■ What the exercise asks:
Repeat the listing exactly as given, omitting every image.

■ Entries provided:
________

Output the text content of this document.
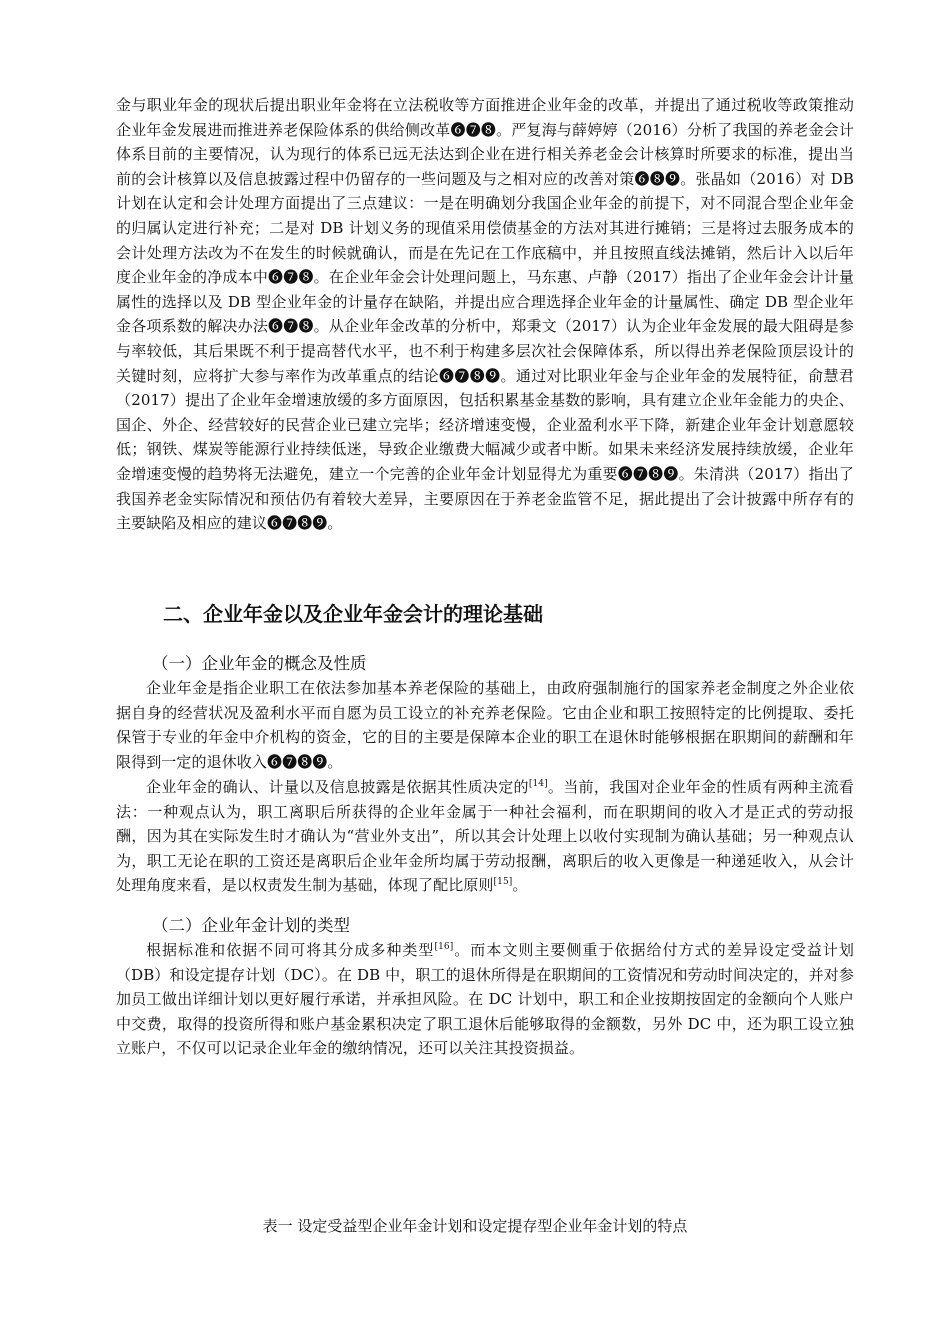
金与职业年金的现状后提出职业年金将在立法税收等方面推进企业年金的改革，并提出了通过税收等政策推动企业年金发展进而推进养老保险体系的供给侧改革❻❼❽。严复海与薛婷婷（2016）分析了我国的养老金会计体系目前的主要情况，认为现行的体系已远无法达到企业在进行相关养老金会计核算时所要求的标准，提出当前的会计核算以及信息披露过程中仍留存的一些问题及与之相对应的改善对策❻❽❾。张晶如（2016）对 DB 计划在认定和会计处理方面提出了三点建议：一是在明确划分我国企业年金的前提下，对不同混合型企业年金的归属认定进行补充；二是对 DB 计划义务的现值采用偿债基金的方法对其进行摊销；三是将过去服务成本的会计处理方法改为不在发生的时候就确认，而是在先记在工作底稿中，并且按照直线法摊销，然后计入以后年度企业年金的净成本中❻❼❽。在企业年金会计处理问题上，马东惠、卢静（2017）指出了企业年金会计计量属性的选择以及 DB 型企业年金的计量存在缺陷，并提出应合理选择企业年金的计量属性、确定 DB 型企业年金各项系数的解决办法❻❼❽。从企业年金改革的分析中，郑秉文（2017）认为企业年金发展的最大阻碍是参与率较低，其后果既不利于提高替代水平，也不利于构建多层次社会保障体系，所以得出养老保险顶层设计的关键时刻，应将扩大参与率作为改革重点的结论❻❼❽❾。通过对比职业年金与企业年金的发展特征，俞慧君（2017）提出了企业年金增速放缓的多方面原因，包括积累基金基数的影响，具有建立企业年金能力的央企、国企、外企、经营较好的民营企业已建立完毕；经济增速变慢，企业盈利水平下降，新建企业年金计划意愿较低；钢铁、煤炭等能源行业持续低迷，导致企业缴费大幅减少或者中断。如果未来经济发展持续放缓，企业年金增速变慢的趋势将无法避免，建立一个完善的企业年金计划显得尤为重要❻❼❽❾。朱清洪（2017）指出了我国养老金实际情况和预估仍有着较大差异，主要原因在于养老金监管不足，据此提出了会计披露中所存有的主要缺陷及相应的建议❻❼❽❾。

二、企业年金以及企业年金会计的理论基础
（一）企业年金的概念及性质

企业年金是指企业职工在依法参加基本养老保险的基础上，由政府强制施行的国家养老金制度之外企业依据自身的经营状况及盈利水平而自愿为员工设立的补充养老保险。它由企业和职工按照特定的比例提取、委托保管于专业的年金中介机构的资金，它的目的主要是保障本企业的职工在退休时能够根据在职期间的薪酬和年限得到一定的退休收入❻❼❽❾。

企业年金的确认、计量以及信息披露是依据其性质决定的[14]。当前，我国对企业年金的性质有两种主流看法：一种观点认为，职工离职后所获得的企业年金属于一种社会福利，而在职期间的收入才是正式的劳动报酬，因为其在实际发生时才确认为“营业外支出”，所以其会计处理上以收付实现制为确认基础；另一种观点认为，职工无论在职的工资还是离职后企业年金所均属于劳动报酬，离职后的收入更像是一种递延收入，从会计处理角度来看，是以权责发生制为基础，体现了配比原则[15]。

（二）企业年金计划的类型

根据标准和依据不同可将其分成多种类型[16]。而本文则主要侧重于依据给付方式的差异设定受益计划（DB）和设定提存计划（DC）。在 DB 中，职工的退休所得是在职期间的工资情况和劳动时间决定的，并对参加员工做出详细计划以更好履行承诺，并承担风险。在 DC 计划中，职工和企业按期按固定的金额向个人账户中交费，取得的投资所得和账户基金累积决定了职工退休后能够取得的金额数，另外 DC 中，还为职工设立独立账户，不仅可以记录企业年金的缴纳情况，还可以关注其投资损益。

表一 设定受益型企业年金计划和设定提存型企业年金计划的特点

________

■ Task solution:
Output the text content of this document.
金与职业年金的现状后提出职业年金将在立法税收等方面推进企业年金的改革，并提出了通过税收等政策推动企业年金发展进而推进养老保险体系的供给侧改革❻❼❽。严复海与薛婷婷（2016）分析了我国的养老金会计体系目前的主要情况，认为现行的体系已远无法达到企业在进行相关养老金会计核算时所要求的标准，提出当前的会计核算以及信息披露过程中仍留存的一些问题及与之相对应的改善对策❻❽❾。张晶如（2016）对 DB 计划在认定和会计处理方面提出了三点建议：一是在明确划分我国企业年金的前提下，对不同混合型企业年金的归属认定进行补充；二是对 DB 计划义务的现值采用偿债基金的方法对其进行摊销；三是将过去服务成本的会计处理方法改为不在发生的时候就确认，而是在先记在工作底稿中，并且按照直线法摊销，然后计入以后年度企业年金的净成本中❻❼❽。在企业年金会计处理问题上，马东惠、卢静（2017）指出了企业年金会计计量属性的选择以及 DB 型企业年金的计量存在缺陷，并提出应合理选择企业年金的计量属性、确定 DB 型企业年金各项系数的解决办法❻❼❽。从企业年金改革的分析中，郑秉文（2017）认为企业年金发展的最大阻碍是参与率较低，其后果既不利于提高替代水平，也不利于构建多层次社会保障体系，所以得出养老保险顶层设计的关键时刻，应将扩大参与率作为改革重点的结论❻❼❽❾。通过对比职业年金与企业年金的发展特征，俞慧君（2017）提出了企业年金增速放缓的多方面原因，包括积累基金基数的影响，具有建立企业年金能力的央企、国企、外企、经营较好的民营企业已建立完毕；经济增速变慢，企业盈利水平下降，新建企业年金计划意愿较低；钢铁、煤炭等能源行业持续低迷，导致企业缴费大幅减少或者中断。如果未来经济发展持续放缓，企业年金增速变慢的趋势将无法避免，建立一个完善的企业年金计划显得尤为重要❻❼❽❾。朱清洪（2017）指出了我国养老金实际情况和预估仍有着较大差异，主要原因在于养老金监管不足，据此提出了会计披露中所存有的主要缺陷及相应的建议❻❼❽❾。

二、企业年金以及企业年金会计的理论基础
（一）企业年金的概念及性质

企业年金是指企业职工在依法参加基本养老保险的基础上，由政府强制施行的国家养老金制度之外企业依据自身的经营状况及盈利水平而自愿为员工设立的补充养老保险。它由企业和职工按照特定的比例提取、委托保管于专业的年金中介机构的资金，它的目的主要是保障本企业的职工在退休时能够根据在职期间的薪酬和年限得到一定的退休收入❻❼❽❾。

企业年金的确认、计量以及信息披露是依据其性质决定的[14]。当前，我国对企业年金的性质有两种主流看法：一种观点认为，职工离职后所获得的企业年金属于一种社会福利，而在职期间的收入才是正式的劳动报酬，因为其在实际发生时才确认为“营业外支出”，所以其会计处理上以收付实现制为确认基础；另一种观点认为，职工无论在职的工资还是离职后企业年金所均属于劳动报酬，离职后的收入更像是一种递延收入，从会计处理角度来看，是以权责发生制为基础，体现了配比原则[15]。

（二）企业年金计划的类型

根据标准和依据不同可将其分成多种类型[16]。而本文则主要侧重于依据给付方式的差异设定受益计划（DB）和设定提存计划（DC）。在 DB 中，职工的退休所得是在职期间的工资情况和劳动时间决定的，并对参加员工做出详细计划以更好履行承诺，并承担风险。在 DC 计划中，职工和企业按期按固定的金额向个人账户中交费，取得的投资所得和账户基金累积决定了职工退休后能够取得的金额数，另外 DC 中，还为职工设立独立账户，不仅可以记录企业年金的缴纳情况，还可以关注其投资损益。

表一 设定受益型企业年金计划和设定提存型企业年金计划的特点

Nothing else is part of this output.